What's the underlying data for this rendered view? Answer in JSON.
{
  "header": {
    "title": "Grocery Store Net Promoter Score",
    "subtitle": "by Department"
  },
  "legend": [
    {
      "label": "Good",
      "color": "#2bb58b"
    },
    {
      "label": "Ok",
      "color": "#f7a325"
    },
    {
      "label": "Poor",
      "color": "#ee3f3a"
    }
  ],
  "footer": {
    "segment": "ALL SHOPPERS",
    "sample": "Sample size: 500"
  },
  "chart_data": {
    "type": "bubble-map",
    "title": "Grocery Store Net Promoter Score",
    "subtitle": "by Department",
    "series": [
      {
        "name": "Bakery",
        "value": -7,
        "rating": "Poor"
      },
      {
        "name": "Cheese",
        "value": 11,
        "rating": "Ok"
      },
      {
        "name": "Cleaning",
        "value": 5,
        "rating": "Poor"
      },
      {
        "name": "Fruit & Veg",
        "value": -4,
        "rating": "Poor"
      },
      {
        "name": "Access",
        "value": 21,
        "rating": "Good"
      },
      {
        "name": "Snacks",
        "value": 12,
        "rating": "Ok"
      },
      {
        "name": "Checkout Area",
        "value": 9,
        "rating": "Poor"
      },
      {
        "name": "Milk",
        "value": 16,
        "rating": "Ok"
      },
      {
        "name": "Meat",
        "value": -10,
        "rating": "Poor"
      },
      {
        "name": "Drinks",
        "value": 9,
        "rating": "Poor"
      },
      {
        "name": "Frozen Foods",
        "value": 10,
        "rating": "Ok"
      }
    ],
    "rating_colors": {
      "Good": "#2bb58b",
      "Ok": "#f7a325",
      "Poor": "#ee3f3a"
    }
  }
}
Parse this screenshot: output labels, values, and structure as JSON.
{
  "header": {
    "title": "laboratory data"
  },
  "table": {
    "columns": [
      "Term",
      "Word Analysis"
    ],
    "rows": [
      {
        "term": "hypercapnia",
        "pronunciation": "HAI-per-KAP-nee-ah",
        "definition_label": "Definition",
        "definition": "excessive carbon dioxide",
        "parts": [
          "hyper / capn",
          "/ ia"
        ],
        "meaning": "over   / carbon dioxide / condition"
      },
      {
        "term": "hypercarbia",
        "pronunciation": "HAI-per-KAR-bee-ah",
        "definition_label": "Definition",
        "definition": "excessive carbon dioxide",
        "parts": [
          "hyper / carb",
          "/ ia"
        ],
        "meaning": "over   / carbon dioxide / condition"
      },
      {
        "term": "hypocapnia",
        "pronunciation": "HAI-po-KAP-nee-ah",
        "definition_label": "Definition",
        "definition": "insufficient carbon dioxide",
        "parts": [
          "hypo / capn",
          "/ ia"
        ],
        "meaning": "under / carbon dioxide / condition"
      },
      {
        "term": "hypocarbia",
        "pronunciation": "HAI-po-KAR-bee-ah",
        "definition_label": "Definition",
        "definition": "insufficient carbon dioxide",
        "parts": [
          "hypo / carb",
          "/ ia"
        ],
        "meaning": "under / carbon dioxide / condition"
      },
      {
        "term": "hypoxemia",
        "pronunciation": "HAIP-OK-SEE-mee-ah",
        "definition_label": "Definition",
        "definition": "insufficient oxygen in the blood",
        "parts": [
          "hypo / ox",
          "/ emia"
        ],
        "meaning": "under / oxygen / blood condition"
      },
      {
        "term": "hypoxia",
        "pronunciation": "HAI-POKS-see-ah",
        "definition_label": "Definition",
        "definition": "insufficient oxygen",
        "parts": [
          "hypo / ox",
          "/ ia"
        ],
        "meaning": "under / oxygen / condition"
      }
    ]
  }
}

━━━━━━━━━━━━━━━━

* **SHORT PROBLEM**: Print all the data exactly.

* **THE OUTPUT**:
What's the underlying data for this rendered view? Answer in JSON.
{
  "header": {
    "title": "Grocery Store Net Promoter Score",
    "subtitle": "by Department"
  },
  "legend": [
    {
      "label": "Good",
      "color": "#2bb58b"
    },
    {
      "label": "Ok",
      "color": "#f7a325"
    },
    {
      "label": "Poor",
      "color": "#ee3f3a"
    }
  ],
  "footer": {
    "segment": "ALL SHOPPERS",
    "sample": "Sample size: 500"
  },
  "chart_data": {
    "type": "bubble-map",
    "title": "Grocery Store Net Promoter Score",
    "subtitle": "by Department",
    "series": [
      {
        "name": "Bakery",
        "value": -7,
        "rating": "Poor"
      },
      {
        "name": "Cheese",
        "value": 11,
        "rating": "Ok"
      },
      {
        "name": "Cleaning",
        "value": 5,
        "rating": "Poor"
      },
      {
        "name": "Fruit & Veg",
        "value": -4,
        "rating": "Poor"
      },
      {
        "name": "Access",
        "value": 21,
        "rating": "Good"
      },
      {
        "name": "Snacks",
        "value": 12,
        "rating": "Ok"
      },
      {
        "name": "Checkout Area",
        "value": 9,
        "rating": "Poor"
      },
      {
        "name": "Milk",
        "value": 16,
        "rating": "Ok"
      },
      {
        "name": "Meat",
        "value": -10,
        "rating": "Poor"
      },
      {
        "name": "Drinks",
        "value": 9,
        "rating": "Poor"
      },
      {
        "name": "Frozen Foods",
        "value": 10,
        "rating": "Ok"
      }
    ],
    "rating_colors": {
      "Good": "#2bb58b",
      "Ok": "#f7a325",
      "Poor": "#ee3f3a"
    }
  }
}
Parse this screenshot: output labels, values, and structure as JSON.
{
  "header": {
    "title": "laboratory data"
  },
  "table": {
    "columns": [
      "Term",
      "Word Analysis"
    ],
    "rows": [
      {
        "term": "hypercapnia",
        "pronunciation": "HAI-per-KAP-nee-ah",
        "definition_label": "Definition",
        "definition": "excessive carbon dioxide",
        "parts": [
          "hyper / capn",
          "/ ia"
        ],
        "meaning": "over   / carbon dioxide / condition"
      },
      {
        "term": "hypercarbia",
        "pronunciation": "HAI-per-KAR-bee-ah",
        "definition_label": "Definition",
        "definition": "excessive carbon dioxide",
        "parts": [
          "hyper / carb",
          "/ ia"
        ],
        "meaning": "over   / carbon dioxide / condition"
      },
      {
        "term": "hypocapnia",
        "pronunciation": "HAI-po-KAP-nee-ah",
        "definition_label": "Definition",
        "definition": "insufficient carbon dioxide",
        "parts": [
          "hypo / capn",
          "/ ia"
        ],
        "meaning": "under / carbon dioxide / condition"
      },
      {
        "term": "hypocarbia",
        "pronunciation": "HAI-po-KAR-bee-ah",
        "definition_label": "Definition",
        "definition": "insufficient carbon dioxide",
        "parts": [
          "hypo / carb",
          "/ ia"
        ],
        "meaning": "under / carbon dioxide / condition"
      },
      {
        "term": "hypoxemia",
        "pronunciation": "HAIP-OK-SEE-mee-ah",
        "definition_label": "Definition",
        "definition": "insufficient oxygen in the blood",
        "parts": [
          "hypo / ox",
          "/ emia"
        ],
        "meaning": "under / oxygen / blood condition"
      },
      {
        "term": "hypoxia",
        "pronunciation": "HAI-POKS-see-ah",
        "definition_label": "Definition",
        "definition": "insufficient oxygen",
        "parts": [
          "hypo / ox",
          "/ ia"
        ],
        "meaning": "under / oxygen / condition"
      }
    ]
  }
}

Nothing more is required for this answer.